PROBLEM TO SOLVE
Repeat exactly each line of the data provided below.

DATA EXTRACT
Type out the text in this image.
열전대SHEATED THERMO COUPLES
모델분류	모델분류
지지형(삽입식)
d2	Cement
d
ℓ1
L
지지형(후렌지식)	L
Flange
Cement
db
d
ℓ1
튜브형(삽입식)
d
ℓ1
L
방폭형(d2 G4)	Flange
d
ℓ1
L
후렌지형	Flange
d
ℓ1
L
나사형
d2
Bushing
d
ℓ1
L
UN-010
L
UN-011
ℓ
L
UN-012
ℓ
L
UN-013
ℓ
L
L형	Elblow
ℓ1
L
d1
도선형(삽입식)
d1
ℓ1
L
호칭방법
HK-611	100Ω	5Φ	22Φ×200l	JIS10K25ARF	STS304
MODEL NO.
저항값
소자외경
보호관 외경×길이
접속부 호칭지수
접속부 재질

RIGHT ANSWER
Type out the text in this image.
열전대SHEATED THERMO COUPLES
모델분류	모델분류
지지형(삽입식)
d2	Cement
d
ℓ1
L
지지형(후렌지식)	L
Flange
Cement
db
d
ℓ1
튜브형(삽입식)
d
ℓ1
L
방폭형(d2 G4)	Flange
d
ℓ1
L
후렌지형	Flange
d
ℓ1
L
나사형
d2
Bushing
d
ℓ1
L
UN-010
L
UN-011
ℓ
L
UN-012
ℓ
L
UN-013
ℓ
L
L형	Elblow
ℓ1
L
d1
도선형(삽입식)
d1
ℓ1
L
호칭방법
HK-611	100Ω	5Φ	22Φ×200l	JIS10K25ARF	STS304
MODEL NO.
저항값
소자외경
보호관 외경×길이
접속부 호칭지수
접속부 재질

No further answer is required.